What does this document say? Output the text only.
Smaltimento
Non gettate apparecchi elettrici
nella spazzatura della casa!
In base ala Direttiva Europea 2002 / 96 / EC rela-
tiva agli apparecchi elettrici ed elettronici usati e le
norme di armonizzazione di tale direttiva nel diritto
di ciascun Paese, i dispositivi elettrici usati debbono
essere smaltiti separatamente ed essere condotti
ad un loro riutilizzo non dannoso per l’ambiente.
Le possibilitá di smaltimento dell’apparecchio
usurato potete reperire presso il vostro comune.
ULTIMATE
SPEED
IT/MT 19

= = = = =

- What to produce:
Recopy all the lines exactly as they appear.

- Solution to the problem:
What does this document say? Output the text only.
Smaltimento
Non gettate apparecchi elettrici
nella spazzatura della casa!
In base ala Direttiva Europea 2002 / 96 / EC rela-
tiva agli apparecchi elettrici ed elettronici usati e le
norme di armonizzazione di tale direttiva nel diritto
di ciascun Paese, i dispositivi elettrici usati debbono
essere smaltiti separatamente ed essere condotti
ad un loro riutilizzo non dannoso per l’ambiente.
Le possibilitá di smaltimento dell’apparecchio
usurato potete reperire presso il vostro comune.
ULTIMATE
SPEED
IT/MT 19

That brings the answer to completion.